#### Records for processing
◇ ◇ ◇
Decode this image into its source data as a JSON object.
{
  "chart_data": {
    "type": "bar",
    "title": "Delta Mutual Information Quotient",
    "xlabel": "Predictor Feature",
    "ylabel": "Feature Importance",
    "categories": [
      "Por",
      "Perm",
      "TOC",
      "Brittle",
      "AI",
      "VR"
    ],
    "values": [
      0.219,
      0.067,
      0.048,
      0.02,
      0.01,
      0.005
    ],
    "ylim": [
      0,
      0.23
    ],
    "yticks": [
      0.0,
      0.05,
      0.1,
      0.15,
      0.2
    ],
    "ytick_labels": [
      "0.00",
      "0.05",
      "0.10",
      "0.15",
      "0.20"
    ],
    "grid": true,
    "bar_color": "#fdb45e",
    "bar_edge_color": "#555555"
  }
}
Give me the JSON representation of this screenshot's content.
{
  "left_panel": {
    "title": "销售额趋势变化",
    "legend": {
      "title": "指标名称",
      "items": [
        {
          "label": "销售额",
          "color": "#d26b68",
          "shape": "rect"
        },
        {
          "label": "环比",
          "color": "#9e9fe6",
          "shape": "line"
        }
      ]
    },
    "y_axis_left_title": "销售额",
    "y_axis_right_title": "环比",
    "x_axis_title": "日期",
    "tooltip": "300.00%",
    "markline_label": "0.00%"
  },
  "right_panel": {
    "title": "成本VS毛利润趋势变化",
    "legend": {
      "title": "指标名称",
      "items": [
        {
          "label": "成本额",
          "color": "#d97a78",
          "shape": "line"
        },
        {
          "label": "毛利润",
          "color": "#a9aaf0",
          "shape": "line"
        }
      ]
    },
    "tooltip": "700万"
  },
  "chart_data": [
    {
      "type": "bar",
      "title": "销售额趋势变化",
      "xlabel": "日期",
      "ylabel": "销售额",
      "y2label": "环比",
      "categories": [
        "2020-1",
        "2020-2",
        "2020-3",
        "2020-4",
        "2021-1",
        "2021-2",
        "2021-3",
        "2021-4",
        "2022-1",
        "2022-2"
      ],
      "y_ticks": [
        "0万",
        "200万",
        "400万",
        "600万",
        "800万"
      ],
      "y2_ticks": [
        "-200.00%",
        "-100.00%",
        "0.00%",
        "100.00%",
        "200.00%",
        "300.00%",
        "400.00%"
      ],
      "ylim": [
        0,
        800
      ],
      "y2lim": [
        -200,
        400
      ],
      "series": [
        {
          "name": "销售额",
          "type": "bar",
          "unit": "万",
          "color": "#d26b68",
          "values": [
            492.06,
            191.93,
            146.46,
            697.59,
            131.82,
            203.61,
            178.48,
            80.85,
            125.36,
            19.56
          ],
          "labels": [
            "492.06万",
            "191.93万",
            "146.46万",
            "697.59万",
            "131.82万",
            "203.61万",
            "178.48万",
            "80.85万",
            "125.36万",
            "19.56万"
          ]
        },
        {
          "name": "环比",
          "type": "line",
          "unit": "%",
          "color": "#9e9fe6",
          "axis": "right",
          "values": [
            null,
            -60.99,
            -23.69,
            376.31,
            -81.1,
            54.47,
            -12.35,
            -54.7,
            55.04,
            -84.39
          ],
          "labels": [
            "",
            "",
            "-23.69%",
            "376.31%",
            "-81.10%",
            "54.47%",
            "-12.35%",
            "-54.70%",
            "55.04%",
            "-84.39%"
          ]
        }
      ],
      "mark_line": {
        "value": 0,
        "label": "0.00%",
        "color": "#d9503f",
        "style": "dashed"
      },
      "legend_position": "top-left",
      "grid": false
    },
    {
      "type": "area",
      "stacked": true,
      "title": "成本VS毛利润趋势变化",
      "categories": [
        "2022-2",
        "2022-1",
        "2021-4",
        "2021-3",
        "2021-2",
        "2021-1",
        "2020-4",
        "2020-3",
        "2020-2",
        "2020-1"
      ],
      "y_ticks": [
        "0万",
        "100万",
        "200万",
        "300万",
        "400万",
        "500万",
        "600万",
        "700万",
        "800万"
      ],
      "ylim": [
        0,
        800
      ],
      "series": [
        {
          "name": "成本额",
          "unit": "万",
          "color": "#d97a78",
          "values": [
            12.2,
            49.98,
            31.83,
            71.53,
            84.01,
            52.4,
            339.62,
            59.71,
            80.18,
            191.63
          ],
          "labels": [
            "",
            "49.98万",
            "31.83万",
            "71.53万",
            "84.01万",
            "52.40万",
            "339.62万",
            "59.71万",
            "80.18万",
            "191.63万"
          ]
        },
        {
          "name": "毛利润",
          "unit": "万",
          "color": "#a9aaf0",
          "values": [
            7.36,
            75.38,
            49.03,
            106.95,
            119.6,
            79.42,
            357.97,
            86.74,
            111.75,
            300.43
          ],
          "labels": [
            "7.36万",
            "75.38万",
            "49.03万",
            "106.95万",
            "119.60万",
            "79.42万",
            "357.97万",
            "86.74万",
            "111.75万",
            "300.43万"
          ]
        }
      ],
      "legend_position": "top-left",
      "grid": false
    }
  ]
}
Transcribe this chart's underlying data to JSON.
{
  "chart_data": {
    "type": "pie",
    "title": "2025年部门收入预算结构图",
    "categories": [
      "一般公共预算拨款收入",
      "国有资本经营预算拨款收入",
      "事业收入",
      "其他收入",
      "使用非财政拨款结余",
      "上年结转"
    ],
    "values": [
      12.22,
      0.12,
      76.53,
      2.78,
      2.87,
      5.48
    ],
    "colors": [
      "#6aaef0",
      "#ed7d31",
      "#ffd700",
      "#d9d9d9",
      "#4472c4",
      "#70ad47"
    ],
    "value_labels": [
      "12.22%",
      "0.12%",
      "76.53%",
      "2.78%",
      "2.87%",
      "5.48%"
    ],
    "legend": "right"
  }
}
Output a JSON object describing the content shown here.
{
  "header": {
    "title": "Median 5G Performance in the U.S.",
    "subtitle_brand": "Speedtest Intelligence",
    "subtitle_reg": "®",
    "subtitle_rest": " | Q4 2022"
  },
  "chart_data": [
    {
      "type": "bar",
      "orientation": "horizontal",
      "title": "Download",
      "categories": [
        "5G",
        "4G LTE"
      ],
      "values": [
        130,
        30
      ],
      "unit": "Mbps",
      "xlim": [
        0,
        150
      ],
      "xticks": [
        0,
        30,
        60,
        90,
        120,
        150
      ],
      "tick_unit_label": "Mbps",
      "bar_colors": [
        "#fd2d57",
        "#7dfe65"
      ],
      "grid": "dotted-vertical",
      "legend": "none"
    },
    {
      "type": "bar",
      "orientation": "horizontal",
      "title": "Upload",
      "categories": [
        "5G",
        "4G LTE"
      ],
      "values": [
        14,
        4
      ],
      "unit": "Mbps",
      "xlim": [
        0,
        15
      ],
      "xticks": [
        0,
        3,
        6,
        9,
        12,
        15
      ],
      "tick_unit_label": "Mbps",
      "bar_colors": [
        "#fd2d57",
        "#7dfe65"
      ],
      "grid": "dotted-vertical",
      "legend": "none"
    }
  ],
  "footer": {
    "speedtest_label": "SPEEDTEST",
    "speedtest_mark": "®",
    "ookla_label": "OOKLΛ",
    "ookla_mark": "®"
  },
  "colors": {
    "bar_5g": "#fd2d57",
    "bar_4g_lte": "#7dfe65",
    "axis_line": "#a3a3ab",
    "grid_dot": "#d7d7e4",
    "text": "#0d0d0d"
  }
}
◇ ◇ ◇
#### Given problem
Each line of the material above must be retyped precisely.

#### Reply
Decode this image into its source data as a JSON object.
{
  "chart_data": {
    "type": "bar",
    "title": "Delta Mutual Information Quotient",
    "xlabel": "Predictor Feature",
    "ylabel": "Feature Importance",
    "categories": [
      "Por",
      "Perm",
      "TOC",
      "Brittle",
      "AI",
      "VR"
    ],
    "values": [
      0.219,
      0.067,
      0.048,
      0.02,
      0.01,
      0.005
    ],
    "ylim": [
      0,
      0.23
    ],
    "yticks": [
      0.0,
      0.05,
      0.1,
      0.15,
      0.2
    ],
    "ytick_labels": [
      "0.00",
      "0.05",
      "0.10",
      "0.15",
      "0.20"
    ],
    "grid": true,
    "bar_color": "#fdb45e",
    "bar_edge_color": "#555555"
  }
}
Give me the JSON representation of this screenshot's content.
{
  "left_panel": {
    "title": "销售额趋势变化",
    "legend": {
      "title": "指标名称",
      "items": [
        {
          "label": "销售额",
          "color": "#d26b68",
          "shape": "rect"
        },
        {
          "label": "环比",
          "color": "#9e9fe6",
          "shape": "line"
        }
      ]
    },
    "y_axis_left_title": "销售额",
    "y_axis_right_title": "环比",
    "x_axis_title": "日期",
    "tooltip": "300.00%",
    "markline_label": "0.00%"
  },
  "right_panel": {
    "title": "成本VS毛利润趋势变化",
    "legend": {
      "title": "指标名称",
      "items": [
        {
          "label": "成本额",
          "color": "#d97a78",
          "shape": "line"
        },
        {
          "label": "毛利润",
          "color": "#a9aaf0",
          "shape": "line"
        }
      ]
    },
    "tooltip": "700万"
  },
  "chart_data": [
    {
      "type": "bar",
      "title": "销售额趋势变化",
      "xlabel": "日期",
      "ylabel": "销售额",
      "y2label": "环比",
      "categories": [
        "2020-1",
        "2020-2",
        "2020-3",
        "2020-4",
        "2021-1",
        "2021-2",
        "2021-3",
        "2021-4",
        "2022-1",
        "2022-2"
      ],
      "y_ticks": [
        "0万",
        "200万",
        "400万",
        "600万",
        "800万"
      ],
      "y2_ticks": [
        "-200.00%",
        "-100.00%",
        "0.00%",
        "100.00%",
        "200.00%",
        "300.00%",
        "400.00%"
      ],
      "ylim": [
        0,
        800
      ],
      "y2lim": [
        -200,
        400
      ],
      "series": [
        {
          "name": "销售额",
          "type": "bar",
          "unit": "万",
          "color": "#d26b68",
          "values": [
            492.06,
            191.93,
            146.46,
            697.59,
            131.82,
            203.61,
            178.48,
            80.85,
            125.36,
            19.56
          ],
          "labels": [
            "492.06万",
            "191.93万",
            "146.46万",
            "697.59万",
            "131.82万",
            "203.61万",
            "178.48万",
            "80.85万",
            "125.36万",
            "19.56万"
          ]
        },
        {
          "name": "环比",
          "type": "line",
          "unit": "%",
          "color": "#9e9fe6",
          "axis": "right",
          "values": [
            null,
            -60.99,
            -23.69,
            376.31,
            -81.1,
            54.47,
            -12.35,
            -54.7,
            55.04,
            -84.39
          ],
          "labels": [
            "",
            "",
            "-23.69%",
            "376.31%",
            "-81.10%",
            "54.47%",
            "-12.35%",
            "-54.70%",
            "55.04%",
            "-84.39%"
          ]
        }
      ],
      "mark_line": {
        "value": 0,
        "label": "0.00%",
        "color": "#d9503f",
        "style": "dashed"
      },
      "legend_position": "top-left",
      "grid": false
    },
    {
      "type": "area",
      "stacked": true,
      "title": "成本VS毛利润趋势变化",
      "categories": [
        "2022-2",
        "2022-1",
        "2021-4",
        "2021-3",
        "2021-2",
        "2021-1",
        "2020-4",
        "2020-3",
        "2020-2",
        "2020-1"
      ],
      "y_ticks": [
        "0万",
        "100万",
        "200万",
        "300万",
        "400万",
        "500万",
        "600万",
        "700万",
        "800万"
      ],
      "ylim": [
        0,
        800
      ],
      "series": [
        {
          "name": "成本额",
          "unit": "万",
          "color": "#d97a78",
          "values": [
            12.2,
            49.98,
            31.83,
            71.53,
            84.01,
            52.4,
            339.62,
            59.71,
            80.18,
            191.63
          ],
          "labels": [
            "",
            "49.98万",
            "31.83万",
            "71.53万",
            "84.01万",
            "52.40万",
            "339.62万",
            "59.71万",
            "80.18万",
            "191.63万"
          ]
        },
        {
          "name": "毛利润",
          "unit": "万",
          "color": "#a9aaf0",
          "values": [
            7.36,
            75.38,
            49.03,
            106.95,
            119.6,
            79.42,
            357.97,
            86.74,
            111.75,
            300.43
          ],
          "labels": [
            "7.36万",
            "75.38万",
            "49.03万",
            "106.95万",
            "119.60万",
            "79.42万",
            "357.97万",
            "86.74万",
            "111.75万",
            "300.43万"
          ]
        }
      ],
      "legend_position": "top-left",
      "grid": false
    }
  ]
}
Transcribe this chart's underlying data to JSON.
{
  "chart_data": {
    "type": "pie",
    "title": "2025年部门收入预算结构图",
    "categories": [
      "一般公共预算拨款收入",
      "国有资本经营预算拨款收入",
      "事业收入",
      "其他收入",
      "使用非财政拨款结余",
      "上年结转"
    ],
    "values": [
      12.22,
      0.12,
      76.53,
      2.78,
      2.87,
      5.48
    ],
    "colors": [
      "#6aaef0",
      "#ed7d31",
      "#ffd700",
      "#d9d9d9",
      "#4472c4",
      "#70ad47"
    ],
    "value_labels": [
      "12.22%",
      "0.12%",
      "76.53%",
      "2.78%",
      "2.87%",
      "5.48%"
    ],
    "legend": "right"
  }
}
Output a JSON object describing the content shown here.
{
  "header": {
    "title": "Median 5G Performance in the U.S.",
    "subtitle_brand": "Speedtest Intelligence",
    "subtitle_reg": "®",
    "subtitle_rest": " | Q4 2022"
  },
  "chart_data": [
    {
      "type": "bar",
      "orientation": "horizontal",
      "title": "Download",
      "categories": [
        "5G",
        "4G LTE"
      ],
      "values": [
        130,
        30
      ],
      "unit": "Mbps",
      "xlim": [
        0,
        150
      ],
      "xticks": [
        0,
        30,
        60,
        90,
        120,
        150
      ],
      "tick_unit_label": "Mbps",
      "bar_colors": [
        "#fd2d57",
        "#7dfe65"
      ],
      "grid": "dotted-vertical",
      "legend": "none"
    },
    {
      "type": "bar",
      "orientation": "horizontal",
      "title": "Upload",
      "categories": [
        "5G",
        "4G LTE"
      ],
      "values": [
        14,
        4
      ],
      "unit": "Mbps",
      "xlim": [
        0,
        15
      ],
      "xticks": [
        0,
        3,
        6,
        9,
        12,
        15
      ],
      "tick_unit_label": "Mbps",
      "bar_colors": [
        "#fd2d57",
        "#7dfe65"
      ],
      "grid": "dotted-vertical",
      "legend": "none"
    }
  ],
  "footer": {
    "speedtest_label": "SPEEDTEST",
    "speedtest_mark": "®",
    "ookla_label": "OOKLΛ",
    "ookla_mark": "®"
  },
  "colors": {
    "bar_5g": "#fd2d57",
    "bar_4g_lte": "#7dfe65",
    "axis_line": "#a3a3ab",
    "grid_dot": "#d7d7e4",
    "text": "#0d0d0d"
  }
}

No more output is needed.